DIRECTIONS FOR THIS TASK: Transcribe the data in full and exactly, omitting any pictures.

(Figure collection entries)
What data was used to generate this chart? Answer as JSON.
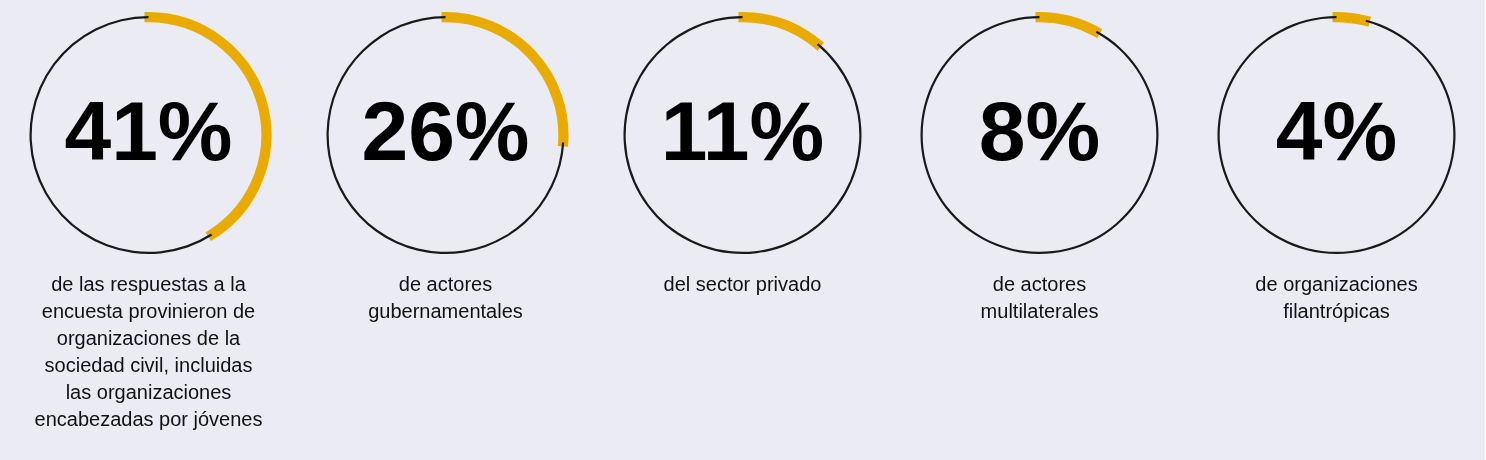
{
  "chart_data": [
    {
      "type": "donut",
      "categories": [
        null,
        null
      ],
      "values": [
        41,
        59
      ],
      "colors": [
        "#eaab00",
        "#1a1a1a"
      ],
      "value_labels": [
        "41%",
        null
      ],
      "annotations": [
        "de las respuestas a la encuesta provinieron de organizaciones de la sociedad civil, incluidas las organizaciones encabezadas por jóvenes"
      ]
    },
    {
      "type": "donut",
      "categories": [
        null,
        null
      ],
      "values": [
        26,
        74
      ],
      "colors": [
        "#eaab00",
        "#1a1a1a"
      ],
      "value_labels": [
        "26%",
        null
      ],
      "annotations": [
        "de actores gubernamentales"
      ]
    },
    {
      "type": "donut",
      "categories": [
        null,
        null
      ],
      "values": [
        11,
        89
      ],
      "colors": [
        "#eaab00",
        "#1a1a1a"
      ],
      "value_labels": [
        "11%",
        null
      ],
      "annotations": [
        "del sector privado"
      ]
    },
    {
      "type": "donut",
      "categories": [
        null,
        null
      ],
      "values": [
        8,
        92
      ],
      "colors": [
        "#eaab00",
        "#1a1a1a"
      ],
      "value_labels": [
        "8%",
        null
      ],
      "annotations": [
        "de actores multilaterales"
      ]
    },
    {
      "type": "donut",
      "categories": [
        null,
        null
      ],
      "values": [
        4,
        96
      ],
      "colors": [
        "#eaab00",
        "#1a1a1a"
      ],
      "value_labels": [
        "4%",
        null
      ],
      "annotations": [
        "de organizaciones filantrópicas"
      ]
    }
  ]
}
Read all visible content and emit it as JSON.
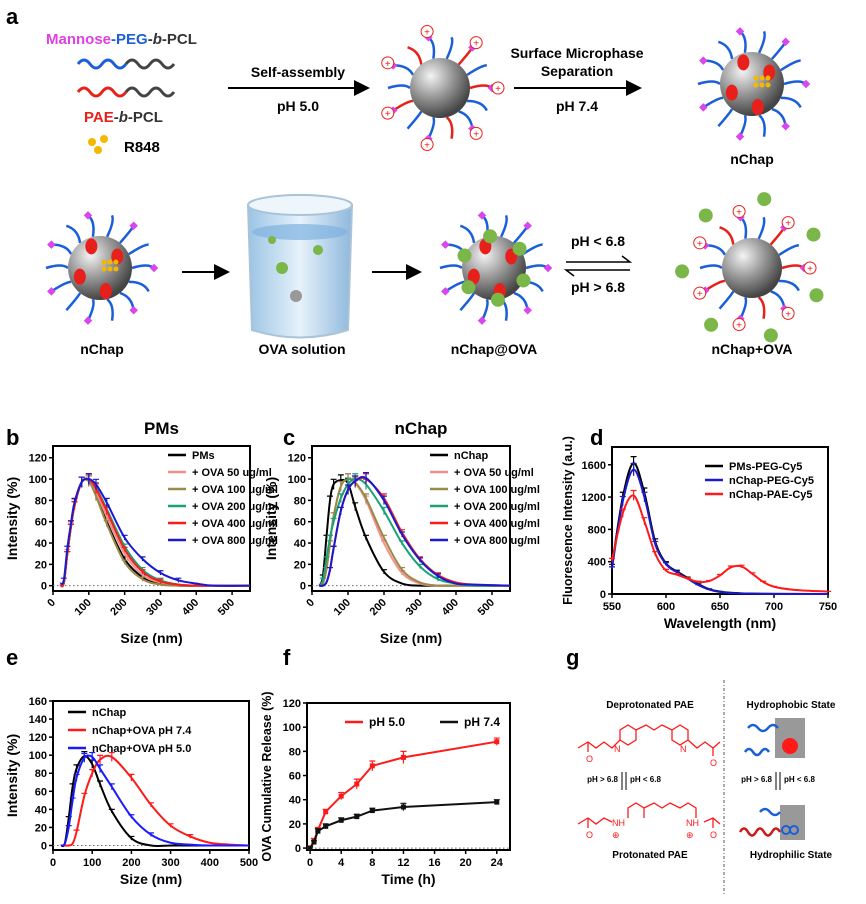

SOLUTION FOR THIS PROBLEM:
What data was used to generate this chart? Answer as JSON.
{
  "chart_data": [
    {
      "type": "donut",
      "categories": [
        null,
        null
      ],
      "values": [
        41,
        59
      ],
      "colors": [
        "#eaab00",
        "#1a1a1a"
      ],
      "value_labels": [
        "41%",
        null
      ],
      "annotations": [
        "de las respuestas a la encuesta provinieron de organizaciones de la sociedad civil, incluidas las organizaciones encabezadas por jóvenes"
      ]
    },
    {
      "type": "donut",
      "categories": [
        null,
        null
      ],
      "values": [
        26,
        74
      ],
      "colors": [
        "#eaab00",
        "#1a1a1a"
      ],
      "value_labels": [
        "26%",
        null
      ],
      "annotations": [
        "de actores gubernamentales"
      ]
    },
    {
      "type": "donut",
      "categories": [
        null,
        null
      ],
      "values": [
        11,
        89
      ],
      "colors": [
        "#eaab00",
        "#1a1a1a"
      ],
      "value_labels": [
        "11%",
        null
      ],
      "annotations": [
        "del sector privado"
      ]
    },
    {
      "type": "donut",
      "categories": [
        null,
        null
      ],
      "values": [
        8,
        92
      ],
      "colors": [
        "#eaab00",
        "#1a1a1a"
      ],
      "value_labels": [
        "8%",
        null
      ],
      "annotations": [
        "de actores multilaterales"
      ]
    },
    {
      "type": "donut",
      "categories": [
        null,
        null
      ],
      "values": [
        4,
        96
      ],
      "colors": [
        "#eaab00",
        "#1a1a1a"
      ],
      "value_labels": [
        "4%",
        null
      ],
      "annotations": [
        "de organizaciones filantrópicas"
      ]
    }
  ]
}
Read all visible content and emit it as JSON.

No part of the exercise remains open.